===== RECORDS PROVIDED =====

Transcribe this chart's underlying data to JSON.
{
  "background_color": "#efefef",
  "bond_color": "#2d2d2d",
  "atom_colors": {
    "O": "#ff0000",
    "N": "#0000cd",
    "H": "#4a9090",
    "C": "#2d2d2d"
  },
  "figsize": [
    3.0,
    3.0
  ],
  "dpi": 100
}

=====

[WHAT IS NEEDED]
Every record above should be output exactly.

[ANSWER TO THIS TASK]
Transcribe this chart's underlying data to JSON.
{
  "background_color": "#efefef",
  "bond_color": "#2d2d2d",
  "atom_colors": {
    "O": "#ff0000",
    "N": "#0000cd",
    "H": "#4a9090",
    "C": "#2d2d2d"
  },
  "figsize": [
    3.0,
    3.0
  ],
  "dpi": 100
}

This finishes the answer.